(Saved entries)
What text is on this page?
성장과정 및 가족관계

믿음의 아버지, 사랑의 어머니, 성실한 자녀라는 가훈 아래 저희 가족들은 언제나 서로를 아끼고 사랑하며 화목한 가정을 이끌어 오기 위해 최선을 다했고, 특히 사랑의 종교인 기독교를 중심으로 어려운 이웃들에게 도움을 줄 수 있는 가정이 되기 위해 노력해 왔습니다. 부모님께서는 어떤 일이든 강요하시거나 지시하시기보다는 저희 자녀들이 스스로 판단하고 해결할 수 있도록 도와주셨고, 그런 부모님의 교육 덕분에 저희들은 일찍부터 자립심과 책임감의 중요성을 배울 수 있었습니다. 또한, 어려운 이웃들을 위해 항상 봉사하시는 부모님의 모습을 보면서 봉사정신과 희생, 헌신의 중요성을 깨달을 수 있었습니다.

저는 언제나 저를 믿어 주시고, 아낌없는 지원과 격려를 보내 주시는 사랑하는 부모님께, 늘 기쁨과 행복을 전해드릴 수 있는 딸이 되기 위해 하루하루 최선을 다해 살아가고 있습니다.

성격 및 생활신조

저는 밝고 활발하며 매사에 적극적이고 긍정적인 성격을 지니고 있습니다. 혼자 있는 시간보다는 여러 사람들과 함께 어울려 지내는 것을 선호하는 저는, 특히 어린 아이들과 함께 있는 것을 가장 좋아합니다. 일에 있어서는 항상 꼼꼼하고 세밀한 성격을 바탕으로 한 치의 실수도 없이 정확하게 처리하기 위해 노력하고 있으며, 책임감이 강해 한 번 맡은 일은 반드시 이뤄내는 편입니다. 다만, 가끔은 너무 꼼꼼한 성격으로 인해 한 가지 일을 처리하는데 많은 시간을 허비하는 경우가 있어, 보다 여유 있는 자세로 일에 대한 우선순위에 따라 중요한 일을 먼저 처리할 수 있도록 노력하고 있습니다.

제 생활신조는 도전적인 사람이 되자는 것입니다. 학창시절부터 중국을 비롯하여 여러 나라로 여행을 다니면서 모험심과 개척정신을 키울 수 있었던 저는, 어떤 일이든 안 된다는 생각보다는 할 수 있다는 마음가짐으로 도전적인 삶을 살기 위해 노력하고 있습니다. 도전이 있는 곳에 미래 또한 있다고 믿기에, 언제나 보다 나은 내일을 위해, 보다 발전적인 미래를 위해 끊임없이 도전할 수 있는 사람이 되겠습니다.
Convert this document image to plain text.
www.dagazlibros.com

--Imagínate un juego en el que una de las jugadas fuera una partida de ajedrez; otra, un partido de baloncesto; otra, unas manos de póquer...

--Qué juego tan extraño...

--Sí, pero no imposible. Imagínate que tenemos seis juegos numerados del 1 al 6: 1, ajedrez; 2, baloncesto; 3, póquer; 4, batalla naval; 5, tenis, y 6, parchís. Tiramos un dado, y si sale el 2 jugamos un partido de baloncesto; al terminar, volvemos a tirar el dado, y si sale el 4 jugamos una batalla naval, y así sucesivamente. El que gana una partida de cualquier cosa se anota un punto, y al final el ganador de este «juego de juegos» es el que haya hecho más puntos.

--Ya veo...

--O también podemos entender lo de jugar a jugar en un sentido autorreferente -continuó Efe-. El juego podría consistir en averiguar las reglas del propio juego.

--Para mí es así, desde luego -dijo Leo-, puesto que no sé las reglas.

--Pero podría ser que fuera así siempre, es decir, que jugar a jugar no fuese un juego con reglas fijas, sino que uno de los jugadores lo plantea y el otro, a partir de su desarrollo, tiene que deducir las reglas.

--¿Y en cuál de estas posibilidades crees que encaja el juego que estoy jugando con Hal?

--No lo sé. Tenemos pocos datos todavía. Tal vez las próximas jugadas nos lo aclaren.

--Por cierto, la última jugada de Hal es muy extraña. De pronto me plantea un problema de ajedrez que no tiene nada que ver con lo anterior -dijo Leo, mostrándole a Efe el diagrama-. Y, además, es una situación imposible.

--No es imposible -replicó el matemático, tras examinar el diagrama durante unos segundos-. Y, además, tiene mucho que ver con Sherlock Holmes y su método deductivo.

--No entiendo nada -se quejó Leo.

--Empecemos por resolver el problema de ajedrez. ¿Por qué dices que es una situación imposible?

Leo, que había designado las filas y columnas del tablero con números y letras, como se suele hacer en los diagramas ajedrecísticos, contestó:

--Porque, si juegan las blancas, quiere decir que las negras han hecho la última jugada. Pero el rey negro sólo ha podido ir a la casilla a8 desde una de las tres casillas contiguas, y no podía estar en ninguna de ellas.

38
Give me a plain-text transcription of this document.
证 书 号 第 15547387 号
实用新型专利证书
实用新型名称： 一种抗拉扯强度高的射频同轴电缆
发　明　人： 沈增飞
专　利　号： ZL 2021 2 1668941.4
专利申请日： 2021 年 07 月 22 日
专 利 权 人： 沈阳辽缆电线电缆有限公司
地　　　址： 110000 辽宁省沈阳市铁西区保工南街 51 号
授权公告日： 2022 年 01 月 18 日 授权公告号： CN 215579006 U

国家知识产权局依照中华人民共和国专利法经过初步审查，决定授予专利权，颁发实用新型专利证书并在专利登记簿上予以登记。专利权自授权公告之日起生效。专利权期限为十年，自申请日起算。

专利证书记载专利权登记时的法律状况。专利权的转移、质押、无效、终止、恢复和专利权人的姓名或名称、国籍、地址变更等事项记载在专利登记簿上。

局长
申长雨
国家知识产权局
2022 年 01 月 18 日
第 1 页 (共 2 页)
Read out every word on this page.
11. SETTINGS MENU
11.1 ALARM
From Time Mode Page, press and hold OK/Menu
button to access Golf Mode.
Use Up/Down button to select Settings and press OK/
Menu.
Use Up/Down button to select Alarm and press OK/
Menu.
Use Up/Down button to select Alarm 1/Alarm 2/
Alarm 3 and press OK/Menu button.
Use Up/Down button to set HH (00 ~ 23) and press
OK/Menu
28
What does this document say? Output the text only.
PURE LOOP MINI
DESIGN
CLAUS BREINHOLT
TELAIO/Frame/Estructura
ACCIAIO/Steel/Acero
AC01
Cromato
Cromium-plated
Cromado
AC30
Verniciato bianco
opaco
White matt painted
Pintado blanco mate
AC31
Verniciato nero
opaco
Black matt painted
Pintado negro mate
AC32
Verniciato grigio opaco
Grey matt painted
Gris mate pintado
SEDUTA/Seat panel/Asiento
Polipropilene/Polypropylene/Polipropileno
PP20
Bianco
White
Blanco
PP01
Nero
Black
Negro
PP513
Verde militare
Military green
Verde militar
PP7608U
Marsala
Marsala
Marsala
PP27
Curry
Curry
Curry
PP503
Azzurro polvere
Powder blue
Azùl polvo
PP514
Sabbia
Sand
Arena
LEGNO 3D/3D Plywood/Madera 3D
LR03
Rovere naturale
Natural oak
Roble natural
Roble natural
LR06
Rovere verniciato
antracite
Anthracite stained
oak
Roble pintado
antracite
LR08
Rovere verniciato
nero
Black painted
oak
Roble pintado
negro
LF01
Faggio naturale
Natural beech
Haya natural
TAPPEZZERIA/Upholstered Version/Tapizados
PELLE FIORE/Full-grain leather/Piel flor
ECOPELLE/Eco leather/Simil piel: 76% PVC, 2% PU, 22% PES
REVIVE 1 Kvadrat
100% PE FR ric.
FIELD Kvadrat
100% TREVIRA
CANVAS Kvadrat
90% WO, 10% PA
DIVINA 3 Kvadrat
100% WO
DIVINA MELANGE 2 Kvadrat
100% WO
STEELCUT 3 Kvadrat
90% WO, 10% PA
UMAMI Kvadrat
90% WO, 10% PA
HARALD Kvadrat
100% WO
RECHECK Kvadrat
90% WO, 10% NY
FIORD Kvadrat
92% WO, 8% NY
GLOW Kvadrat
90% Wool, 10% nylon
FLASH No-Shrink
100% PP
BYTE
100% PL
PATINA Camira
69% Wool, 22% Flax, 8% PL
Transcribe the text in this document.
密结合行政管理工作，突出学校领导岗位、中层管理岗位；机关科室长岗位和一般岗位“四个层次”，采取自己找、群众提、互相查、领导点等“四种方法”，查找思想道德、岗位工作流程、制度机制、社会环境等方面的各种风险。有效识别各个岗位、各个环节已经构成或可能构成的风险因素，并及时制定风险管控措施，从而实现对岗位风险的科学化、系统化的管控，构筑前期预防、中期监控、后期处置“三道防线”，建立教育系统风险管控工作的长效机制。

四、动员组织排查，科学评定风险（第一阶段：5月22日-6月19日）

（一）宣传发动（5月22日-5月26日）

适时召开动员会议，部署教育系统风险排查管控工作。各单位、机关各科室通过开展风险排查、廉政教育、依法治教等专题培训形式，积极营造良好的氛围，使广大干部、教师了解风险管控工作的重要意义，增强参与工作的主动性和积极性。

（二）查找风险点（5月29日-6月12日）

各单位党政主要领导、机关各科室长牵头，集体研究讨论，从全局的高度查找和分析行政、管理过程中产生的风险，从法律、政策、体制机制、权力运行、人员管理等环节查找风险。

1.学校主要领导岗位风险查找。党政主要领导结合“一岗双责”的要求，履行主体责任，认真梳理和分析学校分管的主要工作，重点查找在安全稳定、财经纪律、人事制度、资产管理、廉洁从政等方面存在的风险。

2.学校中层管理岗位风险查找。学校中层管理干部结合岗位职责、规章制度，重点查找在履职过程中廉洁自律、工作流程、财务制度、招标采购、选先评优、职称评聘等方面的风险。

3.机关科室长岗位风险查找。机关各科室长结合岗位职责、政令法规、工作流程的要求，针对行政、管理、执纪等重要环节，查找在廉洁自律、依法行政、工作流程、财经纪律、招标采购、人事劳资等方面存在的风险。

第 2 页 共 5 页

Set task: Copy each line above that contains the string "partida".

Written answer:
--Imagínate un juego en el que una de las jugadas fuera una partida de ajedrez; otra, un partido de baloncesto; otra, unas manos de póquer...
--Sí, pero no imposible. Imagínate que tenemos seis juegos numerados del 1 al 6: 1, ajedrez; 2, baloncesto; 3, póquer; 4, batalla naval; 5, tenis, y 6, parchís. Tiramos un dado, y si sale el 2 jugamos un partido de baloncesto; al terminar, volvemos a tirar el dado, y si sale el 4 jugamos una batalla naval, y así sucesivamente. El que gana una partida de cualquier cosa se anota un punto, y al final el ganador de este «juego de juegos» es el que haya hecho más puntos.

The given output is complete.